TASK BRIEF: Skip all pictures, then print the remaining material exactly.

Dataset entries
** BEGIN **

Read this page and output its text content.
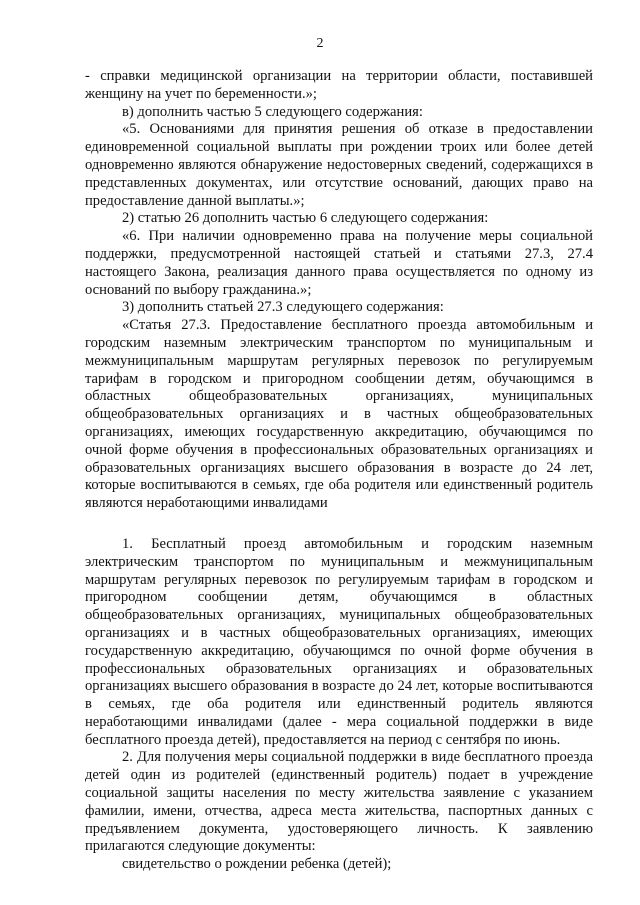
2

- справки медицинской организации на территории области, поставившей женщину на учет по беременности.»;

в) дополнить частью 5 следующего содержания:

«5. Основаниями для принятия решения об отказе в предоставлении единовременной социальной выплаты при рождении троих или более детей одновременно являются обнаружение недостоверных сведений, содержащихся в представленных документах, или отсутствие оснований, дающих право на предоставление данной выплаты.»;

2) статью 26 дополнить частью 6 следующего содержания:

«6. При наличии одновременно права на получение меры социальной поддержки, предусмотренной настоящей статьей и статьями 27.3, 27.4 настоящего Закона, реализация данного права осуществляется по одному из оснований по выбору гражданина.»;

3) дополнить статьей 27.3 следующего содержания:

«Статья 27.3. Предоставление бесплатного проезда автомобильным и городским наземным электрическим транспортом по муниципальным и межмуниципальным маршрутам регулярных перевозок по регулируемым тарифам в городском и пригородном сообщении детям, обучающимся в областных общеобразовательных организациях, муниципальных общеобразовательных организациях и в частных общеобразовательных организациях, имеющих государственную аккредитацию, обучающимся по очной форме обучения в профессиональных образовательных организациях и образовательных организациях высшего образования в возрасте до 24 лет, которые воспитываются в семьях, где оба родителя или единственный родитель являются неработающими инвалидами

1. Бесплатный проезд автомобильным и городским наземным электрическим транспортом по муниципальным и межмуниципальным маршрутам регулярных перевозок по регулируемым тарифам в городском и пригородном сообщении детям, обучающимся в областных общеобразовательных организациях, муниципальных общеобразовательных организациях и в частных общеобразовательных организациях, имеющих государственную аккредитацию, обучающимся по очной форме обучения в профессиональных образовательных организациях и образовательных организациях высшего образования в возрасте до 24 лет, которые воспитываются в семьях, где оба родителя или единственный родитель являются неработающими инвалидами (далее - мера социальной поддержки в виде бесплатного проезда детей), предоставляется на период с сентября по июнь.

2. Для получения меры социальной поддержки в виде бесплатного проезда детей один из родителей (единственный родитель) подает в учреждение социальной защиты населения по месту жительства заявление с указанием фамилии, имени, отчества, адреса места жительства, паспортных данных с предъявлением документа, удостоверяющего личность. К заявлению прилагаются следующие документы:

свидетельство о рождении ребенка (детей);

** END **

RESPONSE BELOW:
Read this page and output its text content.
2

- справки медицинской организации на территории области, поставившей женщину на учет по беременности.»;

в) дополнить частью 5 следующего содержания:

«5. Основаниями для принятия решения об отказе в предоставлении единовременной социальной выплаты при рождении троих или более детей одновременно являются обнаружение недостоверных сведений, содержащихся в представленных документах, или отсутствие оснований, дающих право на предоставление данной выплаты.»;

2) статью 26 дополнить частью 6 следующего содержания:

«6. При наличии одновременно права на получение меры социальной поддержки, предусмотренной настоящей статьей и статьями 27.3, 27.4 настоящего Закона, реализация данного права осуществляется по одному из оснований по выбору гражданина.»;

3) дополнить статьей 27.3 следующего содержания:

«Статья 27.3. Предоставление бесплатного проезда автомобильным и городским наземным электрическим транспортом по муниципальным и межмуниципальным маршрутам регулярных перевозок по регулируемым тарифам в городском и пригородном сообщении детям, обучающимся в областных общеобразовательных организациях, муниципальных общеобразовательных организациях и в частных общеобразовательных организациях, имеющих государственную аккредитацию, обучающимся по очной форме обучения в профессиональных образовательных организациях и образовательных организациях высшего образования в возрасте до 24 лет, которые воспитываются в семьях, где оба родителя или единственный родитель являются неработающими инвалидами

1. Бесплатный проезд автомобильным и городским наземным электрическим транспортом по муниципальным и межмуниципальным маршрутам регулярных перевозок по регулируемым тарифам в городском и пригородном сообщении детям, обучающимся в областных общеобразовательных организациях, муниципальных общеобразовательных организациях и в частных общеобразовательных организациях, имеющих государственную аккредитацию, обучающимся по очной форме обучения в профессиональных образовательных организациях и образовательных организациях высшего образования в возрасте до 24 лет, которые воспитываются в семьях, где оба родителя или единственный родитель являются неработающими инвалидами (далее - мера социальной поддержки в виде бесплатного проезда детей), предоставляется на период с сентября по июнь.

2. Для получения меры социальной поддержки в виде бесплатного проезда детей один из родителей (единственный родитель) подает в учреждение социальной защиты населения по месту жительства заявление с указанием фамилии, имени, отчества, адреса места жительства, паспортных данных с предъявлением документа, удостоверяющего личность. К заявлению прилагаются следующие документы:

свидетельство о рождении ребенка (детей);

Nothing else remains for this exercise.